• **ОБЯЗАТЕЛЬНОЕ ЗАДАНИЕ A**
Перепишите фрагмент текста о субъекте социологии между словами «Согласно Беньямину и» и «субъекта становится память.» включительно, изменив «искатель впечатлений» на «собиратель впечатлений».
• **ОБЯЗАТЕЛЬНОЕ ЗАДАНИЕ B**
Переведите на английский язык предложение из текста о субъекте социологии: «Субъект просвещения отвечает перед собой за соблюдение правил».

• **ИСХОДНЫЙ ТЕКСТ**
====

В отличие от субъекта просвещения субъект социологии никогда до конца не тождествен сам себе. Он представляет собой не «I», не «я», а «self». Этот субъект основан на том, что сам человек хорошо различает, какие именно действия производит он сам, а какие производятся помимо его воли. Само понятие «self», ключевое для второго этапа, с трудом поддается переводу на русский язык. Конечно, можно говорить «сам», «я сам»; но под «self» подразумевается возможность не просто самому что-то делать, не просто самостоятельность, а возможность контролировать свои поступки и опознавать зону своей ответственности.
В принципе и тот и другой субъект культуры вполне суверенны. Субъект модерности, субъект нового времени сам решает, какие действия он будет производить, а какие не будет, какие решения примет, а какие нет. Но структура этого субъекта различна в девятнадцатом и в первой половине двадцатого века.
Субъект просвещения отвечает перед собой за соблюдение правил. Например, для субъекта просвещения важно не лгать себе. Это важнейший тезис уже у Декарта. Декарт из этой честности выводил структуру мироздания. Если я не могу солгать себе, то, значит и Бог не может солгать мне, следовательно, мир устроен так, как я его вижу. В мире есть те данности, которые честно раскрыты передо мной. И субъект просвещения убежден, что если он следует некоторым внутренним правилам, то вполне осуществляет себя. Он вполне осуществляет тот замысел, который и является правильным. Это – субъект правил, которые он сам себе определяет и сам же выполняет.
Именно с этого начинается и капиталистическое производство: субъект определяет правила деловой активности, и соблюдение этих правил и становится технологией получения прибыли. Социологически же субъект никогда не бывает самодостаточным. Он всегда должен ориентироваться на меняющуюся обстановку, и образом такого субъекта становится городской житель, существующий в постоянно меняющейся городской среде. Холл и другие теоретики «self» субъекта ссылаются обычно на известный труд Вальтера Беньямина о городском жителе как о фланере.
Согласно Беньямину и его многочисленным продолжателям в наши дни, субъект социологии, т. е. человек, находящийся в постоянном взаимодействии с другими субъектами и отстаивающий свое «self», «свое я», это, прежде всего, искатель впечатлений. Это человек, для которого важнее почувствовать что-то, ощутить что-то, чем самому что-то создать. Образ фланера, туриста, наблюдателя жизни, потребителя медиа и становится ключевым для субъекта социологии. Заметим, что эта его деятельность вовсе не пассивно потребительская. Напротив, это всегда деятельность по отстаиванию собственной идентичности, своего «self», по отличению его от опыта других людей.
Субъект социологии может иметь очень тривиальный опыт, такой же, как опыт других обывателей, но при этом он всячески настаивает на том, что его опыт уникален. Особенно важной для этого субъекта становится память.

====

• **СОБРАННЫЕ ДАННЫЕ**
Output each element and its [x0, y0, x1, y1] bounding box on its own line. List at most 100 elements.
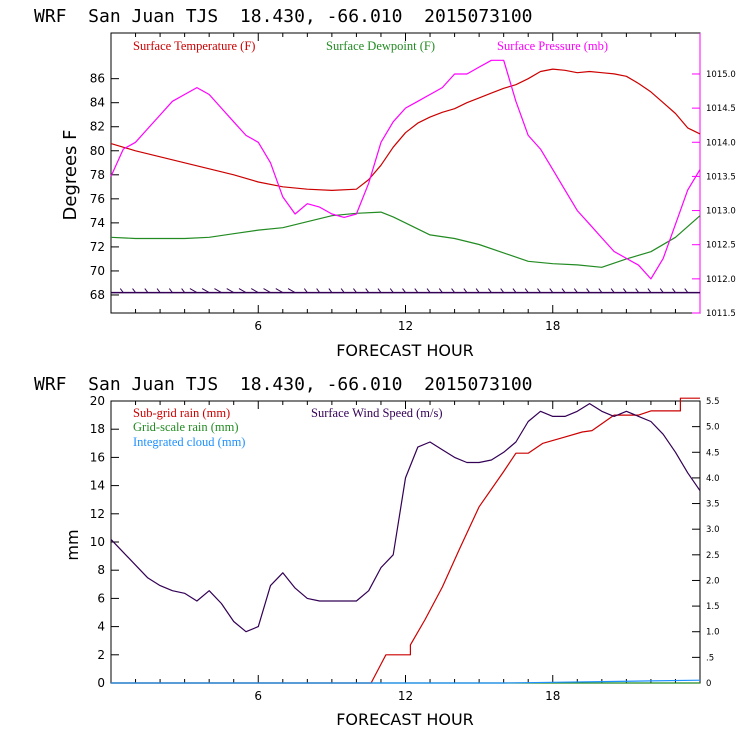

====

• **ПРАВИЛЬНЫЙ ОТВЕТ A**
Согласно Беньямину и его многочисленным продолжателям в наши дни, субъект социологии, т. е. человек, находящийся в постоянном взаимодействии с другими субъектами и отстаивающий свое «self», «свое я», это, прежде всего, собиратель впечатлений. Это человек, для которого важнее почувствовать что-то, ощутить что-то, чем самому что-то создать. Образ фланера, туриста, наблюдателя жизни, потребителя медиа и становится ключевым для субъекта социологии. Заметим, что эта его деятельность вовсе не пассивно потребительская. Напротив, это всегда деятельность по отстаиванию собственной идентичности, своего «self», по отличению его от опыта других людей.
Субъект социологии может иметь очень тривиальный опыт, такой же, как опыт других обывателей, но при этом он всячески настаивает на том, что его опыт уникален. Особенно важной для этого субъекта становится память.

• **ПРАВИЛЬНЫЙ ОТВЕТ B**
The subject of the Enlightenment is answerable to itself for following the rules.